# Start of Provided data

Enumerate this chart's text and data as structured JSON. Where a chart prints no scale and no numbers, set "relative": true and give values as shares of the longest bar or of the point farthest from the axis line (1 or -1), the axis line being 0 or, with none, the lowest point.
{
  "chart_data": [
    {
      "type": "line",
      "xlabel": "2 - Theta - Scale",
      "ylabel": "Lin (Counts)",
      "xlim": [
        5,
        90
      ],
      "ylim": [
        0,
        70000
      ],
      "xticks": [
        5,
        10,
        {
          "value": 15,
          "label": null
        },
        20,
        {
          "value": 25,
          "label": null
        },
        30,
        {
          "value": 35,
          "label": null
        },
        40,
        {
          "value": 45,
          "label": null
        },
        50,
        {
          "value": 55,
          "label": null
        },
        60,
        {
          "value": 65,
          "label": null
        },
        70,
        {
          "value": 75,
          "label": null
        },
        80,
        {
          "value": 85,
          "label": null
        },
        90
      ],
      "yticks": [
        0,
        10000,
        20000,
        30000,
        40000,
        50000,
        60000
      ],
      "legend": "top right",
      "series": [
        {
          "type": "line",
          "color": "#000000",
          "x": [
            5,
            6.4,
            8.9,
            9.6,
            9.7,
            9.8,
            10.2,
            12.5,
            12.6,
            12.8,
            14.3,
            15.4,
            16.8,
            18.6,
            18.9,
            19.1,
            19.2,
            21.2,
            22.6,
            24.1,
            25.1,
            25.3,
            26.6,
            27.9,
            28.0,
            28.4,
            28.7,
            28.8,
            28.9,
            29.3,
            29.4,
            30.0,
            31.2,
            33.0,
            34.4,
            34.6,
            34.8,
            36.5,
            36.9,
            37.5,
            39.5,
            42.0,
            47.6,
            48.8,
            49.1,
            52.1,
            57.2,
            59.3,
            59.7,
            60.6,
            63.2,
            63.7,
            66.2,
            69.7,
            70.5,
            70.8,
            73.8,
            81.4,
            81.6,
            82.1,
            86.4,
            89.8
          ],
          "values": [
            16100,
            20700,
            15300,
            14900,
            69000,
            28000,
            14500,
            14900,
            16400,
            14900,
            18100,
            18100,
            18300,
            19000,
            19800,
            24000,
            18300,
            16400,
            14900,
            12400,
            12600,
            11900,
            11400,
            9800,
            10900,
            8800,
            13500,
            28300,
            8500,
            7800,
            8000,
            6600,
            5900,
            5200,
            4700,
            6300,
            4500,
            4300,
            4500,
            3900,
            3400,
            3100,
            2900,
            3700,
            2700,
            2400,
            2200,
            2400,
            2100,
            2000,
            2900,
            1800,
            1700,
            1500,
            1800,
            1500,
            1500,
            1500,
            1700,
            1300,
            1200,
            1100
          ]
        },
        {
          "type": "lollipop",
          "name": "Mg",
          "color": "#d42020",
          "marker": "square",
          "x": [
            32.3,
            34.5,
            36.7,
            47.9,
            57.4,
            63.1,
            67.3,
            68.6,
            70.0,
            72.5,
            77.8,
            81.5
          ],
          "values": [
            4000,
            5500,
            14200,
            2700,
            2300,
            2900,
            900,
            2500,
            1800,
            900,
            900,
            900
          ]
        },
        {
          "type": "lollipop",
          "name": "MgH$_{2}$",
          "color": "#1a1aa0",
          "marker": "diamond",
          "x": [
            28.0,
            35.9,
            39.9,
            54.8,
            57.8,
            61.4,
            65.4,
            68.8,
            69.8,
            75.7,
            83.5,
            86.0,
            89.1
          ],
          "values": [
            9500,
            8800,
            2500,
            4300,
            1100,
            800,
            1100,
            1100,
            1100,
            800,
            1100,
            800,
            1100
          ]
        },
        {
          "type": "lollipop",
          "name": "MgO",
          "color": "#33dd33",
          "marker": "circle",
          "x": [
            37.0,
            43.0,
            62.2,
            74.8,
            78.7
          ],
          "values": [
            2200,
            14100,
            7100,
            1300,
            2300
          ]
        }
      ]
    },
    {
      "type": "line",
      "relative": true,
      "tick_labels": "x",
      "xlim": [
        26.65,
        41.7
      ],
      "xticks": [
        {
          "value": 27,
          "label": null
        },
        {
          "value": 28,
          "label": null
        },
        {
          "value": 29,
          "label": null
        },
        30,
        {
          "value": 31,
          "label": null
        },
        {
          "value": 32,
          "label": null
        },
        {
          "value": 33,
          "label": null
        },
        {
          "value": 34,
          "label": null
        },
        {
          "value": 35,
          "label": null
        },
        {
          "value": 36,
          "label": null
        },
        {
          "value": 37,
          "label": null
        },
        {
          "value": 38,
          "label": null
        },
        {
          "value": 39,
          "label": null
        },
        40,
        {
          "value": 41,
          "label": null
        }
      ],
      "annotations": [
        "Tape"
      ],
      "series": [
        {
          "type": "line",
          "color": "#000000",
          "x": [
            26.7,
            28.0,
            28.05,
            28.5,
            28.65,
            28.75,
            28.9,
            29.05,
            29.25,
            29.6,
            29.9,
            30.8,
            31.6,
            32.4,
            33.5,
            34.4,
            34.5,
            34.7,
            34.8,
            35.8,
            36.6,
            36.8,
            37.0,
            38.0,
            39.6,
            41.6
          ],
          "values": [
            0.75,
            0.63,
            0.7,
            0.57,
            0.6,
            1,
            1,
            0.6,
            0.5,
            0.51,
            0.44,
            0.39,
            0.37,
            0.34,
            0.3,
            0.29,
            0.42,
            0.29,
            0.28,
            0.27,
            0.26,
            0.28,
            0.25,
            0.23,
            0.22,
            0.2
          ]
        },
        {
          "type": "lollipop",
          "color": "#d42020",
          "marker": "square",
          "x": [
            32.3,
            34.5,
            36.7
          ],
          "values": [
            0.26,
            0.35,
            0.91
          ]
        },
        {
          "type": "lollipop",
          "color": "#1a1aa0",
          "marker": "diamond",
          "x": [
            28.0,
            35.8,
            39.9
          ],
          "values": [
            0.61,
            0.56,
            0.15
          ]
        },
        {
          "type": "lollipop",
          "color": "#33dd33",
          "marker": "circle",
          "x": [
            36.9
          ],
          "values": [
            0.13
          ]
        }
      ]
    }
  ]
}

# End of Provided data

Transcribe the material above word for word.

* [Task output]:
Enumerate this chart's text and data as structured JSON. Where a chart prints no scale and no numbers, set "relative": true and give values as shares of the longest bar or of the point farthest from the axis line (1 or -1), the axis line being 0 or, with none, the lowest point.
{
  "chart_data": [
    {
      "type": "line",
      "xlabel": "2 - Theta - Scale",
      "ylabel": "Lin (Counts)",
      "xlim": [
        5,
        90
      ],
      "ylim": [
        0,
        70000
      ],
      "xticks": [
        5,
        10,
        {
          "value": 15,
          "label": null
        },
        20,
        {
          "value": 25,
          "label": null
        },
        30,
        {
          "value": 35,
          "label": null
        },
        40,
        {
          "value": 45,
          "label": null
        },
        50,
        {
          "value": 55,
          "label": null
        },
        60,
        {
          "value": 65,
          "label": null
        },
        70,
        {
          "value": 75,
          "label": null
        },
        80,
        {
          "value": 85,
          "label": null
        },
        90
      ],
      "yticks": [
        0,
        10000,
        20000,
        30000,
        40000,
        50000,
        60000
      ],
      "legend": "top right",
      "series": [
        {
          "type": "line",
          "color": "#000000",
          "x": [
            5,
            6.4,
            8.9,
            9.6,
            9.7,
            9.8,
            10.2,
            12.5,
            12.6,
            12.8,
            14.3,
            15.4,
            16.8,
            18.6,
            18.9,
            19.1,
            19.2,
            21.2,
            22.6,
            24.1,
            25.1,
            25.3,
            26.6,
            27.9,
            28.0,
            28.4,
            28.7,
            28.8,
            28.9,
            29.3,
            29.4,
            30.0,
            31.2,
            33.0,
            34.4,
            34.6,
            34.8,
            36.5,
            36.9,
            37.5,
            39.5,
            42.0,
            47.6,
            48.8,
            49.1,
            52.1,
            57.2,
            59.3,
            59.7,
            60.6,
            63.2,
            63.7,
            66.2,
            69.7,
            70.5,
            70.8,
            73.8,
            81.4,
            81.6,
            82.1,
            86.4,
            89.8
          ],
          "values": [
            16100,
            20700,
            15300,
            14900,
            69000,
            28000,
            14500,
            14900,
            16400,
            14900,
            18100,
            18100,
            18300,
            19000,
            19800,
            24000,
            18300,
            16400,
            14900,
            12400,
            12600,
            11900,
            11400,
            9800,
            10900,
            8800,
            13500,
            28300,
            8500,
            7800,
            8000,
            6600,
            5900,
            5200,
            4700,
            6300,
            4500,
            4300,
            4500,
            3900,
            3400,
            3100,
            2900,
            3700,
            2700,
            2400,
            2200,
            2400,
            2100,
            2000,
            2900,
            1800,
            1700,
            1500,
            1800,
            1500,
            1500,
            1500,
            1700,
            1300,
            1200,
            1100
          ]
        },
        {
          "type": "lollipop",
          "name": "Mg",
          "color": "#d42020",
          "marker": "square",
          "x": [
            32.3,
            34.5,
            36.7,
            47.9,
            57.4,
            63.1,
            67.3,
            68.6,
            70.0,
            72.5,
            77.8,
            81.5
          ],
          "values": [
            4000,
            5500,
            14200,
            2700,
            2300,
            2900,
            900,
            2500,
            1800,
            900,
            900,
            900
          ]
        },
        {
          "type": "lollipop",
          "name": "MgH$_{2}$",
          "color": "#1a1aa0",
          "marker": "diamond",
          "x": [
            28.0,
            35.9,
            39.9,
            54.8,
            57.8,
            61.4,
            65.4,
            68.8,
            69.8,
            75.7,
            83.5,
            86.0,
            89.1
          ],
          "values": [
            9500,
            8800,
            2500,
            4300,
            1100,
            800,
            1100,
            1100,
            1100,
            800,
            1100,
            800,
            1100
          ]
        },
        {
          "type": "lollipop",
          "name": "MgO",
          "color": "#33dd33",
          "marker": "circle",
          "x": [
            37.0,
            43.0,
            62.2,
            74.8,
            78.7
          ],
          "values": [
            2200,
            14100,
            7100,
            1300,
            2300
          ]
        }
      ]
    },
    {
      "type": "line",
      "relative": true,
      "tick_labels": "x",
      "xlim": [
        26.65,
        41.7
      ],
      "xticks": [
        {
          "value": 27,
          "label": null
        },
        {
          "value": 28,
          "label": null
        },
        {
          "value": 29,
          "label": null
        },
        30,
        {
          "value": 31,
          "label": null
        },
        {
          "value": 32,
          "label": null
        },
        {
          "value": 33,
          "label": null
        },
        {
          "value": 34,
          "label": null
        },
        {
          "value": 35,
          "label": null
        },
        {
          "value": 36,
          "label": null
        },
        {
          "value": 37,
          "label": null
        },
        {
          "value": 38,
          "label": null
        },
        {
          "value": 39,
          "label": null
        },
        40,
        {
          "value": 41,
          "label": null
        }
      ],
      "annotations": [
        "Tape"
      ],
      "series": [
        {
          "type": "line",
          "color": "#000000",
          "x": [
            26.7,
            28.0,
            28.05,
            28.5,
            28.65,
            28.75,
            28.9,
            29.05,
            29.25,
            29.6,
            29.9,
            30.8,
            31.6,
            32.4,
            33.5,
            34.4,
            34.5,
            34.7,
            34.8,
            35.8,
            36.6,
            36.8,
            37.0,
            38.0,
            39.6,
            41.6
          ],
          "values": [
            0.75,
            0.63,
            0.7,
            0.57,
            0.6,
            1,
            1,
            0.6,
            0.5,
            0.51,
            0.44,
            0.39,
            0.37,
            0.34,
            0.3,
            0.29,
            0.42,
            0.29,
            0.28,
            0.27,
            0.26,
            0.28,
            0.25,
            0.23,
            0.22,
            0.2
          ]
        },
        {
          "type": "lollipop",
          "color": "#d42020",
          "marker": "square",
          "x": [
            32.3,
            34.5,
            36.7
          ],
          "values": [
            0.26,
            0.35,
            0.91
          ]
        },
        {
          "type": "lollipop",
          "color": "#1a1aa0",
          "marker": "diamond",
          "x": [
            28.0,
            35.8,
            39.9
          ],
          "values": [
            0.61,
            0.56,
            0.15
          ]
        },
        {
          "type": "lollipop",
          "color": "#33dd33",
          "marker": "circle",
          "x": [
            36.9
          ],
          "values": [
            0.13
          ]
        }
      ]
    }
  ]
}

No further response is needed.